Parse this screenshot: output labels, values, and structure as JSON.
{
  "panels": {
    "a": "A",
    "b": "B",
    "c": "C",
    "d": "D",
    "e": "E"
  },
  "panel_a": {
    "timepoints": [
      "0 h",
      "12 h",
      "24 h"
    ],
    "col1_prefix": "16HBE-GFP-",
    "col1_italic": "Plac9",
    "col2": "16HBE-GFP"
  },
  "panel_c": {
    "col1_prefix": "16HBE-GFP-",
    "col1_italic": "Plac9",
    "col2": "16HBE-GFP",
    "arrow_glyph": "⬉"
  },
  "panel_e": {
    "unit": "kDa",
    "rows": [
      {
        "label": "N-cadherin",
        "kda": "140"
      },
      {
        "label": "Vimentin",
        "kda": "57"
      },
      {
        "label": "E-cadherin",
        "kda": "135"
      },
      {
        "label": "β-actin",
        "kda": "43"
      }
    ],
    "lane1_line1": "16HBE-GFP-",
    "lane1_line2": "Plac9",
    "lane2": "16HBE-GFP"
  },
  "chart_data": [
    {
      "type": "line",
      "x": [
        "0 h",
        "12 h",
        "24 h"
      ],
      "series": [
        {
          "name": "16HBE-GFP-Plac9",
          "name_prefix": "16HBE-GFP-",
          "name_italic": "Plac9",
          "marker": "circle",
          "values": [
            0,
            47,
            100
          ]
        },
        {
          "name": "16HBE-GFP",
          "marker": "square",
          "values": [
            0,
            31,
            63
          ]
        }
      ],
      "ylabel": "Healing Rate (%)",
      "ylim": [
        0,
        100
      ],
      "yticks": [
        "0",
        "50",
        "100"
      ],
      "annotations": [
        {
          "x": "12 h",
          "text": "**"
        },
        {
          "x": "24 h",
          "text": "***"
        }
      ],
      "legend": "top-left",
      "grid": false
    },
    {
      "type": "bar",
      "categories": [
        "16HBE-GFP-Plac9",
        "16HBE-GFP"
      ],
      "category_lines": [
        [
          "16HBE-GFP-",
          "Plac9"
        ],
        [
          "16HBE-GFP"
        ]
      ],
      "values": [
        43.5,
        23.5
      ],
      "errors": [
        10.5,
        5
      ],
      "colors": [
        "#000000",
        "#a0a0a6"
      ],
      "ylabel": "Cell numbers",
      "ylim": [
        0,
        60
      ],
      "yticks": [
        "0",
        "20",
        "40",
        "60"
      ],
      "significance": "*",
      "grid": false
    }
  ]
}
---------------
• REQUIRED TASK: Output the records verbatim, from the first line to the last.

• FINISHED TASK:
Parse this screenshot: output labels, values, and structure as JSON.
{
  "panels": {
    "a": "A",
    "b": "B",
    "c": "C",
    "d": "D",
    "e": "E"
  },
  "panel_a": {
    "timepoints": [
      "0 h",
      "12 h",
      "24 h"
    ],
    "col1_prefix": "16HBE-GFP-",
    "col1_italic": "Plac9",
    "col2": "16HBE-GFP"
  },
  "panel_c": {
    "col1_prefix": "16HBE-GFP-",
    "col1_italic": "Plac9",
    "col2": "16HBE-GFP",
    "arrow_glyph": "⬉"
  },
  "panel_e": {
    "unit": "kDa",
    "rows": [
      {
        "label": "N-cadherin",
        "kda": "140"
      },
      {
        "label": "Vimentin",
        "kda": "57"
      },
      {
        "label": "E-cadherin",
        "kda": "135"
      },
      {
        "label": "β-actin",
        "kda": "43"
      }
    ],
    "lane1_line1": "16HBE-GFP-",
    "lane1_line2": "Plac9",
    "lane2": "16HBE-GFP"
  },
  "chart_data": [
    {
      "type": "line",
      "x": [
        "0 h",
        "12 h",
        "24 h"
      ],
      "series": [
        {
          "name": "16HBE-GFP-Plac9",
          "name_prefix": "16HBE-GFP-",
          "name_italic": "Plac9",
          "marker": "circle",
          "values": [
            0,
            47,
            100
          ]
        },
        {
          "name": "16HBE-GFP",
          "marker": "square",
          "values": [
            0,
            31,
            63
          ]
        }
      ],
      "ylabel": "Healing Rate (%)",
      "ylim": [
        0,
        100
      ],
      "yticks": [
        "0",
        "50",
        "100"
      ],
      "annotations": [
        {
          "x": "12 h",
          "text": "**"
        },
        {
          "x": "24 h",
          "text": "***"
        }
      ],
      "legend": "top-left",
      "grid": false
    },
    {
      "type": "bar",
      "categories": [
        "16HBE-GFP-Plac9",
        "16HBE-GFP"
      ],
      "category_lines": [
        [
          "16HBE-GFP-",
          "Plac9"
        ],
        [
          "16HBE-GFP"
        ]
      ],
      "values": [
        43.5,
        23.5
      ],
      "errors": [
        10.5,
        5
      ],
      "colors": [
        "#000000",
        "#a0a0a6"
      ],
      "ylabel": "Cell numbers",
      "ylim": [
        0,
        60
      ],
      "yticks": [
        "0",
        "20",
        "40",
        "60"
      ],
      "significance": "*",
      "grid": false
    }
  ]
}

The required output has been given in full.